● **Exercise requirements**
I would like every entry below written out exactly.
------
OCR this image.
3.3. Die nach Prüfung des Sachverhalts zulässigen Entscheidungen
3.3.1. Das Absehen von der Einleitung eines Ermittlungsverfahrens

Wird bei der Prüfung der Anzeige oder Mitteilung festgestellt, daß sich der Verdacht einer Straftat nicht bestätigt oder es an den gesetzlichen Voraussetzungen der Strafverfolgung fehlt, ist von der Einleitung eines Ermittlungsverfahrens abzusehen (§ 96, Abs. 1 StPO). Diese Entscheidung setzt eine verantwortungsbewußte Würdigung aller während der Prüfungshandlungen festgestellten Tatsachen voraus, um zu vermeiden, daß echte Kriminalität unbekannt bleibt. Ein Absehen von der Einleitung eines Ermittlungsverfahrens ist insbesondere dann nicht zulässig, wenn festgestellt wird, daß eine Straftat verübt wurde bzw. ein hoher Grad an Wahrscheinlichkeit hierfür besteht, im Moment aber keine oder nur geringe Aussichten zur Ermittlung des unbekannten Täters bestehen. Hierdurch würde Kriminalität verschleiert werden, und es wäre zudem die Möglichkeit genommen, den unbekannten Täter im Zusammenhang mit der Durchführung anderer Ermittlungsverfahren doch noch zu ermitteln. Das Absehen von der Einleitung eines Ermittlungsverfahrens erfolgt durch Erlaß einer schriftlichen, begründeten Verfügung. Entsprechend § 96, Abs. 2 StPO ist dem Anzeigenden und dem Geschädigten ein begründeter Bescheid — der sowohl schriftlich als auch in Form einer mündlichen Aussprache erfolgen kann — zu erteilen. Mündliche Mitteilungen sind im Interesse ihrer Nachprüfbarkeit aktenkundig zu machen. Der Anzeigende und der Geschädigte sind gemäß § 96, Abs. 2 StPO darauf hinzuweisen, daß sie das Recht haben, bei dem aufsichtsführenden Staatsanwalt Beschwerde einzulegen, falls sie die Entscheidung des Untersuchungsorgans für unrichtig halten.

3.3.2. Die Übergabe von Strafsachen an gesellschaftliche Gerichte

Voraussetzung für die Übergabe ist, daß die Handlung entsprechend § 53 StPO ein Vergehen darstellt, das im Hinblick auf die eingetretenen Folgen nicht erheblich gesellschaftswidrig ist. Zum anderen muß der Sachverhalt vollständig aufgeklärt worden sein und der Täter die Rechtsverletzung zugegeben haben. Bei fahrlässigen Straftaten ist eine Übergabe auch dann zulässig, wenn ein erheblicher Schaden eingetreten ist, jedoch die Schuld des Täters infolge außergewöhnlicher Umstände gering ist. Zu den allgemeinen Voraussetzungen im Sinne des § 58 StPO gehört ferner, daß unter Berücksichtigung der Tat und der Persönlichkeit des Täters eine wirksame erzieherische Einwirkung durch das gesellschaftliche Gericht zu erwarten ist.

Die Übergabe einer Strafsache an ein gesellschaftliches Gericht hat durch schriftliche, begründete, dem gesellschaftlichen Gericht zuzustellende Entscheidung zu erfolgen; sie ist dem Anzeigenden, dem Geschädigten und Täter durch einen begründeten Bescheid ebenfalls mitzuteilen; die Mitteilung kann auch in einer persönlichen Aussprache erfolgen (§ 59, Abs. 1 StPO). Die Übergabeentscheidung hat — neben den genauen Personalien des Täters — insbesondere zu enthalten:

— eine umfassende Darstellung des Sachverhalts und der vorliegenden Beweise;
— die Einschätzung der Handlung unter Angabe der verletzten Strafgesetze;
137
------
● **Solution to this exercise**
OCR this image.
3.3. Die nach Prüfung des Sachverhalts zulässigen Entscheidungen
3.3.1. Das Absehen von der Einleitung eines Ermittlungsverfahrens

Wird bei der Prüfung der Anzeige oder Mitteilung festgestellt, daß sich der Verdacht einer Straftat nicht bestätigt oder es an den gesetzlichen Voraussetzungen der Strafverfolgung fehlt, ist von der Einleitung eines Ermittlungsverfahrens abzusehen (§ 96, Abs. 1 StPO). Diese Entscheidung setzt eine verantwortungsbewußte Würdigung aller während der Prüfungshandlungen festgestellten Tatsachen voraus, um zu vermeiden, daß echte Kriminalität unbekannt bleibt. Ein Absehen von der Einleitung eines Ermittlungsverfahrens ist insbesondere dann nicht zulässig, wenn festgestellt wird, daß eine Straftat verübt wurde bzw. ein hoher Grad an Wahrscheinlichkeit hierfür besteht, im Moment aber keine oder nur geringe Aussichten zur Ermittlung des unbekannten Täters bestehen. Hierdurch würde Kriminalität verschleiert werden, und es wäre zudem die Möglichkeit genommen, den unbekannten Täter im Zusammenhang mit der Durchführung anderer Ermittlungsverfahren doch noch zu ermitteln. Das Absehen von der Einleitung eines Ermittlungsverfahrens erfolgt durch Erlaß einer schriftlichen, begründeten Verfügung. Entsprechend § 96, Abs. 2 StPO ist dem Anzeigenden und dem Geschädigten ein begründeter Bescheid — der sowohl schriftlich als auch in Form einer mündlichen Aussprache erfolgen kann — zu erteilen. Mündliche Mitteilungen sind im Interesse ihrer Nachprüfbarkeit aktenkundig zu machen. Der Anzeigende und der Geschädigte sind gemäß § 96, Abs. 2 StPO darauf hinzuweisen, daß sie das Recht haben, bei dem aufsichtsführenden Staatsanwalt Beschwerde einzulegen, falls sie die Entscheidung des Untersuchungsorgans für unrichtig halten.

3.3.2. Die Übergabe von Strafsachen an gesellschaftliche Gerichte

Voraussetzung für die Übergabe ist, daß die Handlung entsprechend § 53 StPO ein Vergehen darstellt, das im Hinblick auf die eingetretenen Folgen nicht erheblich gesellschaftswidrig ist. Zum anderen muß der Sachverhalt vollständig aufgeklärt worden sein und der Täter die Rechtsverletzung zugegeben haben. Bei fahrlässigen Straftaten ist eine Übergabe auch dann zulässig, wenn ein erheblicher Schaden eingetreten ist, jedoch die Schuld des Täters infolge außergewöhnlicher Umstände gering ist. Zu den allgemeinen Voraussetzungen im Sinne des § 58 StPO gehört ferner, daß unter Berücksichtigung der Tat und der Persönlichkeit des Täters eine wirksame erzieherische Einwirkung durch das gesellschaftliche Gericht zu erwarten ist.

Die Übergabe einer Strafsache an ein gesellschaftliches Gericht hat durch schriftliche, begründete, dem gesellschaftlichen Gericht zuzustellende Entscheidung zu erfolgen; sie ist dem Anzeigenden, dem Geschädigten und Täter durch einen begründeten Bescheid ebenfalls mitzuteilen; die Mitteilung kann auch in einer persönlichen Aussprache erfolgen (§ 59, Abs. 1 StPO). Die Übergabeentscheidung hat — neben den genauen Personalien des Täters — insbesondere zu enthalten:

— eine umfassende Darstellung des Sachverhalts und der vorliegenden Beweise;
— die Einschätzung der Handlung unter Angabe der verletzten Strafgesetze;
137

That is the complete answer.